Quote the entries that follow exactly, leaving none out.

### EXERCISE INPUTS
++++++

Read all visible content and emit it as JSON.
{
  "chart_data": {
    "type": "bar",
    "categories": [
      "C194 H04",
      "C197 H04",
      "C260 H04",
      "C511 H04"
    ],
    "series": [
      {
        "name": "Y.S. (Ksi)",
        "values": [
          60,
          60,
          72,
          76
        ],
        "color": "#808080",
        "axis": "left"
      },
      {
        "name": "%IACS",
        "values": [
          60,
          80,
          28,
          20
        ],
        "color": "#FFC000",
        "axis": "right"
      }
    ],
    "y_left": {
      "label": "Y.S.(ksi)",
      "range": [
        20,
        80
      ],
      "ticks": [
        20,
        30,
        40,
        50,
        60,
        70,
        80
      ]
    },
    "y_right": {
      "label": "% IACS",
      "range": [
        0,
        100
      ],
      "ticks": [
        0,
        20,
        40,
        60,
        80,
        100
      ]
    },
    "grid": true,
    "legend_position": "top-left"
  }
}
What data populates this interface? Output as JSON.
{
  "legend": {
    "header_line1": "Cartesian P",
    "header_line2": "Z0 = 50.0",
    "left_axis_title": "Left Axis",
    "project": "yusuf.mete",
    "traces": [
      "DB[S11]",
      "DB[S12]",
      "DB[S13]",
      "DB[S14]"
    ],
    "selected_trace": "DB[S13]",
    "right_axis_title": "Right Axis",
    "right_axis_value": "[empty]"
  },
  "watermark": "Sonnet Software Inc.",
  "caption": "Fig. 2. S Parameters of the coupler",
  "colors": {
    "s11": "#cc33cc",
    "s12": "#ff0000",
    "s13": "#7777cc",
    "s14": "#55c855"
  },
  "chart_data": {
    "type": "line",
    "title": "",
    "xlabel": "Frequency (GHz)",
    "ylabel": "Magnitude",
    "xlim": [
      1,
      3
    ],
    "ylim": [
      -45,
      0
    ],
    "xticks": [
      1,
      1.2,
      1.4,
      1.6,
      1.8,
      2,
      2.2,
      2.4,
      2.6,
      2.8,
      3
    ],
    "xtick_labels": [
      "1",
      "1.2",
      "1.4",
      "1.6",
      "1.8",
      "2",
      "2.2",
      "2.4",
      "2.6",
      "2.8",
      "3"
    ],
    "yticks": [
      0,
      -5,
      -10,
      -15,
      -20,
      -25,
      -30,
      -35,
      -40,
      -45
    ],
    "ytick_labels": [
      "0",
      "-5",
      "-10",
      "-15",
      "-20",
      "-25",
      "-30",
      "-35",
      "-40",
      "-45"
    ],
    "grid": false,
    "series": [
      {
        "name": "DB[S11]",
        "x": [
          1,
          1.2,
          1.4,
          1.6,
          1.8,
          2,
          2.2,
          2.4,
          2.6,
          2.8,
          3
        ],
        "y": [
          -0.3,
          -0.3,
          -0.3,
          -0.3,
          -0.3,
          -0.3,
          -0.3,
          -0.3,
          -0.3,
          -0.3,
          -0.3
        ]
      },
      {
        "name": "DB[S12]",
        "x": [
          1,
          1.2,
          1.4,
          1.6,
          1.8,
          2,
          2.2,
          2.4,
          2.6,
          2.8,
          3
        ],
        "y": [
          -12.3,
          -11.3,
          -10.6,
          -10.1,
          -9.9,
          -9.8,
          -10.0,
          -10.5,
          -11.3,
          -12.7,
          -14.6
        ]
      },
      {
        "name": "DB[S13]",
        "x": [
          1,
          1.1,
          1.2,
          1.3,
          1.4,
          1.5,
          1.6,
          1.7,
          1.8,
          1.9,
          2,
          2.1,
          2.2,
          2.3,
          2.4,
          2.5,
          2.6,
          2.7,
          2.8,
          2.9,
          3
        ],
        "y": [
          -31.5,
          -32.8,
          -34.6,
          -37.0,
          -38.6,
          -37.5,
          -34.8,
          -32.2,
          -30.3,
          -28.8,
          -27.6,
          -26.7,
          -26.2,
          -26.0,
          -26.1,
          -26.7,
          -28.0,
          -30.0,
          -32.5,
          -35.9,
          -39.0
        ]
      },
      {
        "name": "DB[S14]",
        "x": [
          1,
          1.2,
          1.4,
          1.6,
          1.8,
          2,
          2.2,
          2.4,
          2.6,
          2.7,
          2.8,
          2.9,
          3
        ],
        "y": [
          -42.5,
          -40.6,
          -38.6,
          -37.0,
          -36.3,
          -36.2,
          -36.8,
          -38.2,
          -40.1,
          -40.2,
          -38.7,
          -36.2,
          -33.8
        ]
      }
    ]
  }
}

++++++

### TASK ANSWER
Read all visible content and emit it as JSON.
{
  "chart_data": {
    "type": "bar",
    "categories": [
      "C194 H04",
      "C197 H04",
      "C260 H04",
      "C511 H04"
    ],
    "series": [
      {
        "name": "Y.S. (Ksi)",
        "values": [
          60,
          60,
          72,
          76
        ],
        "color": "#808080",
        "axis": "left"
      },
      {
        "name": "%IACS",
        "values": [
          60,
          80,
          28,
          20
        ],
        "color": "#FFC000",
        "axis": "right"
      }
    ],
    "y_left": {
      "label": "Y.S.(ksi)",
      "range": [
        20,
        80
      ],
      "ticks": [
        20,
        30,
        40,
        50,
        60,
        70,
        80
      ]
    },
    "y_right": {
      "label": "% IACS",
      "range": [
        0,
        100
      ],
      "ticks": [
        0,
        20,
        40,
        60,
        80,
        100
      ]
    },
    "grid": true,
    "legend_position": "top-left"
  }
}
What data populates this interface? Output as JSON.
{
  "legend": {
    "header_line1": "Cartesian P",
    "header_line2": "Z0 = 50.0",
    "left_axis_title": "Left Axis",
    "project": "yusuf.mete",
    "traces": [
      "DB[S11]",
      "DB[S12]",
      "DB[S13]",
      "DB[S14]"
    ],
    "selected_trace": "DB[S13]",
    "right_axis_title": "Right Axis",
    "right_axis_value": "[empty]"
  },
  "watermark": "Sonnet Software Inc.",
  "caption": "Fig. 2. S Parameters of the coupler",
  "colors": {
    "s11": "#cc33cc",
    "s12": "#ff0000",
    "s13": "#7777cc",
    "s14": "#55c855"
  },
  "chart_data": {
    "type": "line",
    "title": "",
    "xlabel": "Frequency (GHz)",
    "ylabel": "Magnitude",
    "xlim": [
      1,
      3
    ],
    "ylim": [
      -45,
      0
    ],
    "xticks": [
      1,
      1.2,
      1.4,
      1.6,
      1.8,
      2,
      2.2,
      2.4,
      2.6,
      2.8,
      3
    ],
    "xtick_labels": [
      "1",
      "1.2",
      "1.4",
      "1.6",
      "1.8",
      "2",
      "2.2",
      "2.4",
      "2.6",
      "2.8",
      "3"
    ],
    "yticks": [
      0,
      -5,
      -10,
      -15,
      -20,
      -25,
      -30,
      -35,
      -40,
      -45
    ],
    "ytick_labels": [
      "0",
      "-5",
      "-10",
      "-15",
      "-20",
      "-25",
      "-30",
      "-35",
      "-40",
      "-45"
    ],
    "grid": false,
    "series": [
      {
        "name": "DB[S11]",
        "x": [
          1,
          1.2,
          1.4,
          1.6,
          1.8,
          2,
          2.2,
          2.4,
          2.6,
          2.8,
          3
        ],
        "y": [
          -0.3,
          -0.3,
          -0.3,
          -0.3,
          -0.3,
          -0.3,
          -0.3,
          -0.3,
          -0.3,
          -0.3,
          -0.3
        ]
      },
      {
        "name": "DB[S12]",
        "x": [
          1,
          1.2,
          1.4,
          1.6,
          1.8,
          2,
          2.2,
          2.4,
          2.6,
          2.8,
          3
        ],
        "y": [
          -12.3,
          -11.3,
          -10.6,
          -10.1,
          -9.9,
          -9.8,
          -10.0,
          -10.5,
          -11.3,
          -12.7,
          -14.6
        ]
      },
      {
        "name": "DB[S13]",
        "x": [
          1,
          1.1,
          1.2,
          1.3,
          1.4,
          1.5,
          1.6,
          1.7,
          1.8,
          1.9,
          2,
          2.1,
          2.2,
          2.3,
          2.4,
          2.5,
          2.6,
          2.7,
          2.8,
          2.9,
          3
        ],
        "y": [
          -31.5,
          -32.8,
          -34.6,
          -37.0,
          -38.6,
          -37.5,
          -34.8,
          -32.2,
          -30.3,
          -28.8,
          -27.6,
          -26.7,
          -26.2,
          -26.0,
          -26.1,
          -26.7,
          -28.0,
          -30.0,
          -32.5,
          -35.9,
          -39.0
        ]
      },
      {
        "name": "DB[S14]",
        "x": [
          1,
          1.2,
          1.4,
          1.6,
          1.8,
          2,
          2.2,
          2.4,
          2.6,
          2.7,
          2.8,
          2.9,
          3
        ],
        "y": [
          -42.5,
          -40.6,
          -38.6,
          -37.0,
          -36.3,
          -36.2,
          -36.8,
          -38.2,
          -40.1,
          -40.2,
          -38.7,
          -36.2,
          -33.8
        ]
      }
    ]
  }
}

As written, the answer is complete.